__Goal of the exercise__
Faithfully return all lines, omitting every embedded picture.

Records from a collection of figures
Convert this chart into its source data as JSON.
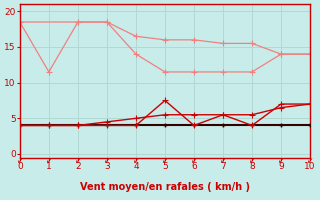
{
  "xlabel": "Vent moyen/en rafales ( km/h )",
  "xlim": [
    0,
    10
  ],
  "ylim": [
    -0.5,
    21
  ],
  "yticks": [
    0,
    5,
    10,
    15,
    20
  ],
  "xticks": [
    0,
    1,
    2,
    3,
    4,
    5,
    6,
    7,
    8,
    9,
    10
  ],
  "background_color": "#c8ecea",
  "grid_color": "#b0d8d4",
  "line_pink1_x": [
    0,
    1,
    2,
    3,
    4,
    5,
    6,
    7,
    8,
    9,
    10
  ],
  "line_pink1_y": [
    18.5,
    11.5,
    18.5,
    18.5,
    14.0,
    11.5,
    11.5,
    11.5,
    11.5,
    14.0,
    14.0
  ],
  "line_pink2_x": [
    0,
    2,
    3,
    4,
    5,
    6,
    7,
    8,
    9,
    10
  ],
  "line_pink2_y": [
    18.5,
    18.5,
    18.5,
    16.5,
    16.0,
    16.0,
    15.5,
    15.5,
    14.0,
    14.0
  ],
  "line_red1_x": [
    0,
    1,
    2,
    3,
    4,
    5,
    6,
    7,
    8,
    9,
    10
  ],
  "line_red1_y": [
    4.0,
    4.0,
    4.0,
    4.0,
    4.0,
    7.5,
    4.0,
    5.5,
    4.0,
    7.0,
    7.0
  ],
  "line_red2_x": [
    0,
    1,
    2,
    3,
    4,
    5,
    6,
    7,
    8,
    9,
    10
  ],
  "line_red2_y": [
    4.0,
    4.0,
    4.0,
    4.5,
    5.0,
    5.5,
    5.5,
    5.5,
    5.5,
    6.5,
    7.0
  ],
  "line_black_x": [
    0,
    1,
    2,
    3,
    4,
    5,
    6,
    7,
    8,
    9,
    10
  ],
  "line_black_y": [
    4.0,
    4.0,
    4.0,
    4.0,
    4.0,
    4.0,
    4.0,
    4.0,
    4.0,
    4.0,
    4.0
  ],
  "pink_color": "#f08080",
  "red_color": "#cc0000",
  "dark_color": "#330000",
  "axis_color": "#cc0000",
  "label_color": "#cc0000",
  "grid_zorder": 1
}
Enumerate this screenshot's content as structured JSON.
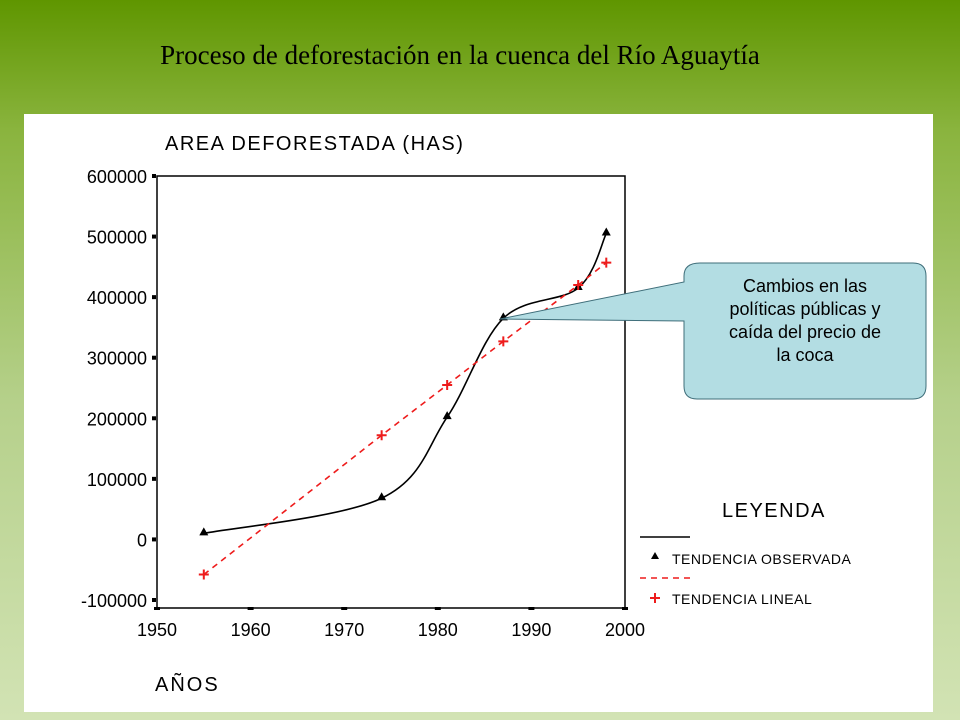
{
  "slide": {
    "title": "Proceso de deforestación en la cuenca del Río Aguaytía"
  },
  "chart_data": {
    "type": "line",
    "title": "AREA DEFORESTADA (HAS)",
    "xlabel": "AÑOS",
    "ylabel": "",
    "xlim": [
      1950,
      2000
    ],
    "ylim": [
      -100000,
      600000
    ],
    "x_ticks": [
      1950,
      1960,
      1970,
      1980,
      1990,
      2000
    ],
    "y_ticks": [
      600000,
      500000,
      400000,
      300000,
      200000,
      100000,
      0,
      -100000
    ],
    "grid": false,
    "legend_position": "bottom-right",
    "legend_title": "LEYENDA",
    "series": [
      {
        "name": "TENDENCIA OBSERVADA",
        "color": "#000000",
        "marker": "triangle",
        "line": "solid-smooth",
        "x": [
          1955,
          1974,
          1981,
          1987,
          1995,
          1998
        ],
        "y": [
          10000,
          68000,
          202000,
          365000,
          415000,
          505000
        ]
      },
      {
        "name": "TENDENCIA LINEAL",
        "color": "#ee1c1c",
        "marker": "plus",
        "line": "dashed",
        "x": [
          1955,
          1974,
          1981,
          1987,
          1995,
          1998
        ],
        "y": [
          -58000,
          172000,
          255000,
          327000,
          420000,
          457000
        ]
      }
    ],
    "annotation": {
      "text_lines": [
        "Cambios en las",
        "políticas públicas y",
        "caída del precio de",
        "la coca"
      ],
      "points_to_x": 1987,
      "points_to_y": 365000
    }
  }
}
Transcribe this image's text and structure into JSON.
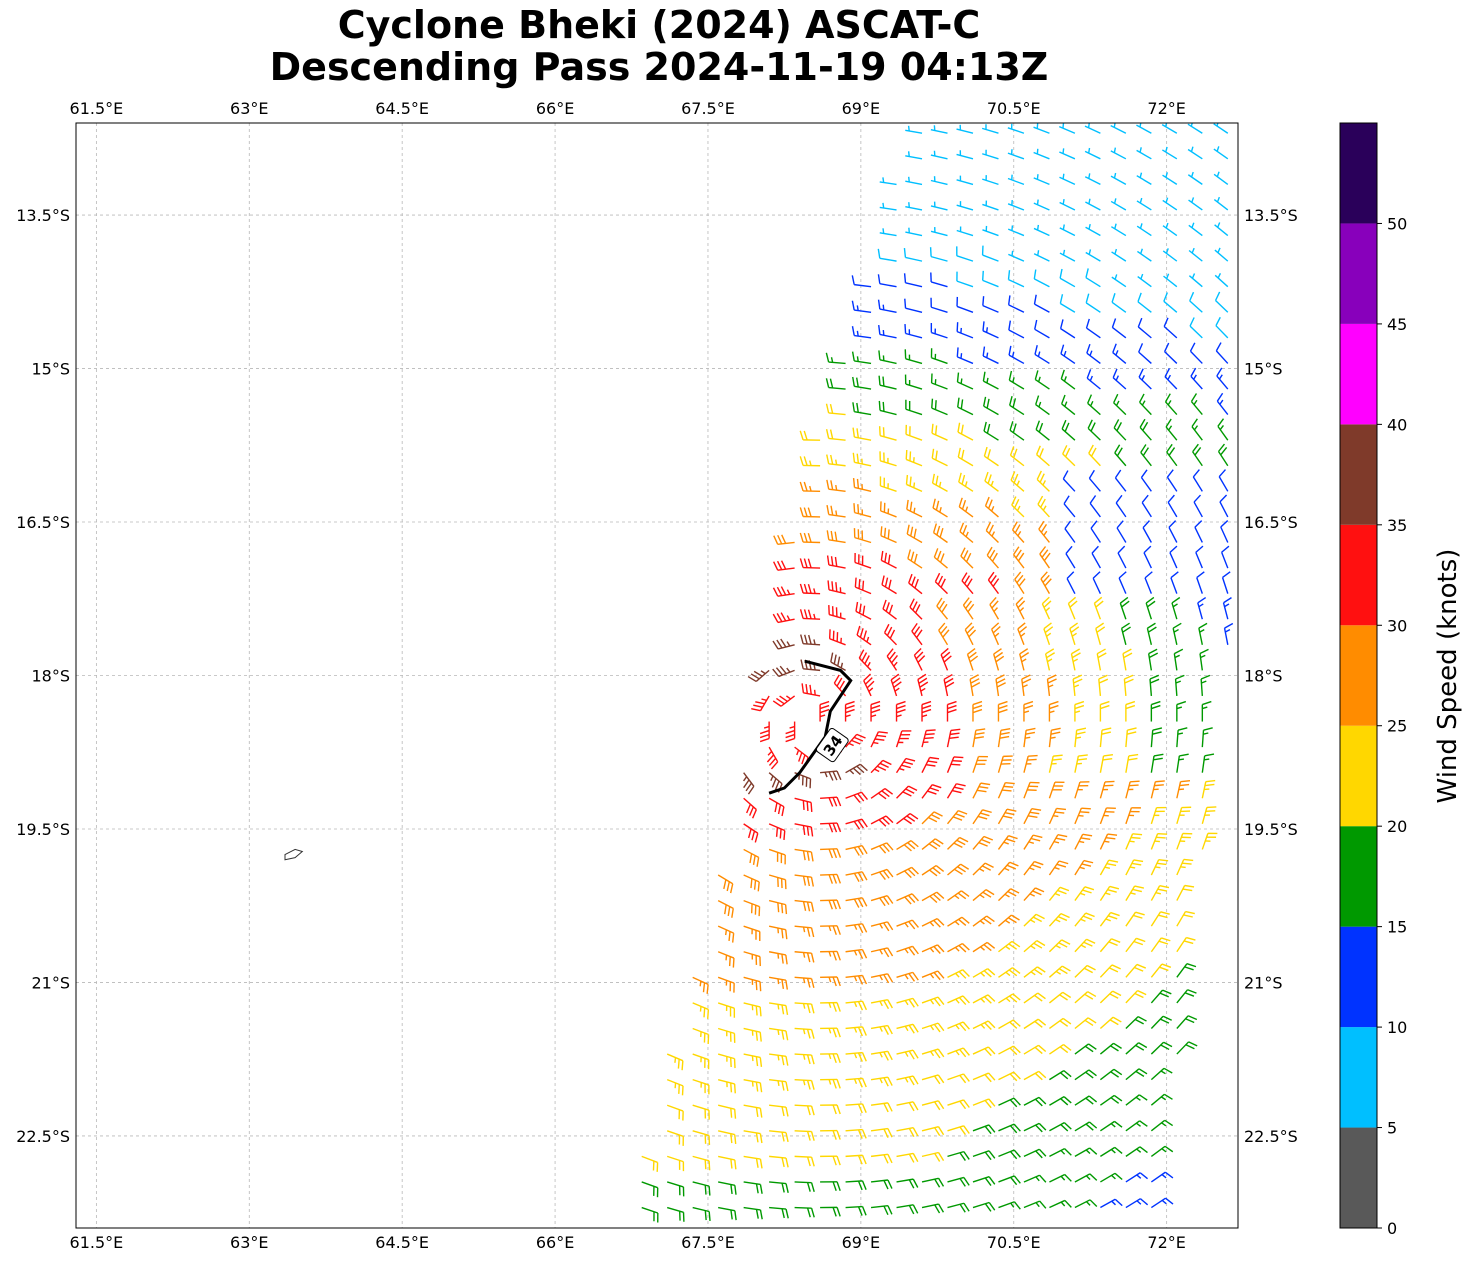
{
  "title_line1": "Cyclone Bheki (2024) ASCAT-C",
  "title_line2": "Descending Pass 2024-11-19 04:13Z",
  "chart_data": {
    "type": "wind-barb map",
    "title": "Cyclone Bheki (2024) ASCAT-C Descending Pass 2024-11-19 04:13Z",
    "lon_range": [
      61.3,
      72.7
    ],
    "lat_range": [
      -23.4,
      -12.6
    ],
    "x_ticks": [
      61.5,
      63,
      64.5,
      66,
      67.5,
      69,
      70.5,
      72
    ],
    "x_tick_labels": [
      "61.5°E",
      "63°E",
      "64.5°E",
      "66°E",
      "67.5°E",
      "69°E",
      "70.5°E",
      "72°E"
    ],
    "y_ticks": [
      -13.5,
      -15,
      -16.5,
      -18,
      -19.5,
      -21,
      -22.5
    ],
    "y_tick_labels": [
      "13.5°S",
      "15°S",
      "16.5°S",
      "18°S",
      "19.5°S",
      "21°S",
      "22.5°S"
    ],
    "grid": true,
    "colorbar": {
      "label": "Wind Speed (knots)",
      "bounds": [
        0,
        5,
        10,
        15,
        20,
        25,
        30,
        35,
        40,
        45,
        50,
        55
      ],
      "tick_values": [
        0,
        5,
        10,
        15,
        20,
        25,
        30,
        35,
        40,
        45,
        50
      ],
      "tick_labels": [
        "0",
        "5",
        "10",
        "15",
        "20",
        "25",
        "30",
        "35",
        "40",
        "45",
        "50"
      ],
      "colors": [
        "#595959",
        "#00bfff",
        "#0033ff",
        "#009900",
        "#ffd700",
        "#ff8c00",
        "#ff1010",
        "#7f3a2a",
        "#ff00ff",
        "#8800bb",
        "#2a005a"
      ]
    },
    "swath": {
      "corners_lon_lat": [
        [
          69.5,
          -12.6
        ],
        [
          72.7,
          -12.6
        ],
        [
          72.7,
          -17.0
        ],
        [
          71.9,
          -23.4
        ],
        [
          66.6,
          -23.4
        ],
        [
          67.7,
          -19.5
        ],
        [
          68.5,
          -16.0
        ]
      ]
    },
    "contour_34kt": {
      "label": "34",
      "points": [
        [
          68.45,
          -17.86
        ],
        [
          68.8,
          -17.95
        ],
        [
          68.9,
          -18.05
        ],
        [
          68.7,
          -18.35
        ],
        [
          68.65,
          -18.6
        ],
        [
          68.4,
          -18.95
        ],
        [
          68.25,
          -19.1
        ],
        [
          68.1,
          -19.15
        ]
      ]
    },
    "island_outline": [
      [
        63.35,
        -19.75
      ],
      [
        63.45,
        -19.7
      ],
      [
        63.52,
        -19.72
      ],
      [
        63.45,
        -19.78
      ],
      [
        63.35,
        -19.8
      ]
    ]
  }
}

__Answer for this exercise__
Convert this chart into its source data as JSON.
{
  "xlabel": "Vent moyen/en rafales ( km/h )",
  "xlim": [
    0,
    10
  ],
  "ylim": [
    -0.5,
    21
  ],
  "yticks": [
    0,
    5,
    10,
    15,
    20
  ],
  "xticks": [
    0,
    1,
    2,
    3,
    4,
    5,
    6,
    7,
    8,
    9,
    10
  ],
  "background_color": "#c8ecea",
  "grid_color": "#b0d8d4",
  "line_pink1_x": [
    0,
    1,
    2,
    3,
    4,
    5,
    6,
    7,
    8,
    9,
    10
  ],
  "line_pink1_y": [
    18.5,
    11.5,
    18.5,
    18.5,
    14.0,
    11.5,
    11.5,
    11.5,
    11.5,
    14.0,
    14.0
  ],
  "line_pink2_x": [
    0,
    2,
    3,
    4,
    5,
    6,
    7,
    8,
    9,
    10
  ],
  "line_pink2_y": [
    18.5,
    18.5,
    18.5,
    16.5,
    16.0,
    16.0,
    15.5,
    15.5,
    14.0,
    14.0
  ],
  "line_red1_x": [
    0,
    1,
    2,
    3,
    4,
    5,
    6,
    7,
    8,
    9,
    10
  ],
  "line_red1_y": [
    4.0,
    4.0,
    4.0,
    4.0,
    4.0,
    7.5,
    4.0,
    5.5,
    4.0,
    7.0,
    7.0
  ],
  "line_red2_x": [
    0,
    1,
    2,
    3,
    4,
    5,
    6,
    7,
    8,
    9,
    10
  ],
  "line_red2_y": [
    4.0,
    4.0,
    4.0,
    4.5,
    5.0,
    5.5,
    5.5,
    5.5,
    5.5,
    6.5,
    7.0
  ],
  "line_black_x": [
    0,
    1,
    2,
    3,
    4,
    5,
    6,
    7,
    8,
    9,
    10
  ],
  "line_black_y": [
    4.0,
    4.0,
    4.0,
    4.0,
    4.0,
    4.0,
    4.0,
    4.0,
    4.0,
    4.0,
    4.0
  ],
  "pink_color": "#f08080",
  "red_color": "#cc0000",
  "dark_color": "#330000",
  "axis_color": "#cc0000",
  "label_color": "#cc0000",
  "grid_zorder": 1
}
Enumerate this screenshot's content as structured JSON.
{
  "slide": {
    "title": "Proceso de deforestación en la cuenca del Río Aguaytía"
  },
  "chart_data": {
    "type": "line",
    "title": "AREA DEFORESTADA (HAS)",
    "xlabel": "AÑOS",
    "ylabel": "",
    "xlim": [
      1950,
      2000
    ],
    "ylim": [
      -100000,
      600000
    ],
    "x_ticks": [
      1950,
      1960,
      1970,
      1980,
      1990,
      2000
    ],
    "y_ticks": [
      600000,
      500000,
      400000,
      300000,
      200000,
      100000,
      0,
      -100000
    ],
    "grid": false,
    "legend_position": "bottom-right",
    "legend_title": "LEYENDA",
    "series": [
      {
        "name": "TENDENCIA OBSERVADA",
        "color": "#000000",
        "marker": "triangle",
        "line": "solid-smooth",
        "x": [
          1955,
          1974,
          1981,
          1987,
          1995,
          1998
        ],
        "y": [
          10000,
          68000,
          202000,
          365000,
          415000,
          505000
        ]
      },
      {
        "name": "TENDENCIA LINEAL",
        "color": "#ee1c1c",
        "marker": "plus",
        "line": "dashed",
        "x": [
          1955,
          1974,
          1981,
          1987,
          1995,
          1998
        ],
        "y": [
          -58000,
          172000,
          255000,
          327000,
          420000,
          457000
        ]
      }
    ],
    "annotation": {
      "text_lines": [
        "Cambios en las",
        "políticas públicas y",
        "caída del precio de",
        "la coca"
      ],
      "points_to_x": 1987,
      "points_to_y": 365000
    }
  }
}
Transcribe this image's text and structure into JSON.
{
  "title_line1": "Cyclone Bheki (2024) ASCAT-C",
  "title_line2": "Descending Pass 2024-11-19 04:13Z",
  "chart_data": {
    "type": "wind-barb map",
    "title": "Cyclone Bheki (2024) ASCAT-C Descending Pass 2024-11-19 04:13Z",
    "lon_range": [
      61.3,
      72.7
    ],
    "lat_range": [
      -23.4,
      -12.6
    ],
    "x_ticks": [
      61.5,
      63,
      64.5,
      66,
      67.5,
      69,
      70.5,
      72
    ],
    "x_tick_labels": [
      "61.5°E",
      "63°E",
      "64.5°E",
      "66°E",
      "67.5°E",
      "69°E",
      "70.5°E",
      "72°E"
    ],
    "y_ticks": [
      -13.5,
      -15,
      -16.5,
      -18,
      -19.5,
      -21,
      -22.5
    ],
    "y_tick_labels": [
      "13.5°S",
      "15°S",
      "16.5°S",
      "18°S",
      "19.5°S",
      "21°S",
      "22.5°S"
    ],
    "grid": true,
    "colorbar": {
      "label": "Wind Speed (knots)",
      "bounds": [
        0,
        5,
        10,
        15,
        20,
        25,
        30,
        35,
        40,
        45,
        50,
        55
      ],
      "tick_values": [
        0,
        5,
        10,
        15,
        20,
        25,
        30,
        35,
        40,
        45,
        50
      ],
      "tick_labels": [
        "0",
        "5",
        "10",
        "15",
        "20",
        "25",
        "30",
        "35",
        "40",
        "45",
        "50"
      ],
      "colors": [
        "#595959",
        "#00bfff",
        "#0033ff",
        "#009900",
        "#ffd700",
        "#ff8c00",
        "#ff1010",
        "#7f3a2a",
        "#ff00ff",
        "#8800bb",
        "#2a005a"
      ]
    },
    "swath": {
      "corners_lon_lat": [
        [
          69.5,
          -12.6
        ],
        [
          72.7,
          -12.6
        ],
        [
          72.7,
          -17.0
        ],
        [
          71.9,
          -23.4
        ],
        [
          66.6,
          -23.4
        ],
        [
          67.7,
          -19.5
        ],
        [
          68.5,
          -16.0
        ]
      ]
    },
    "contour_34kt": {
      "label": "34",
      "points": [
        [
          68.45,
          -17.86
        ],
        [
          68.8,
          -17.95
        ],
        [
          68.9,
          -18.05
        ],
        [
          68.7,
          -18.35
        ],
        [
          68.65,
          -18.6
        ],
        [
          68.4,
          -18.95
        ],
        [
          68.25,
          -19.1
        ],
        [
          68.1,
          -19.15
        ]
      ]
    },
    "island_outline": [
      [
        63.35,
        -19.75
      ],
      [
        63.45,
        -19.7
      ],
      [
        63.52,
        -19.72
      ],
      [
        63.45,
        -19.78
      ],
      [
        63.35,
        -19.8
      ]
    ]
  }
}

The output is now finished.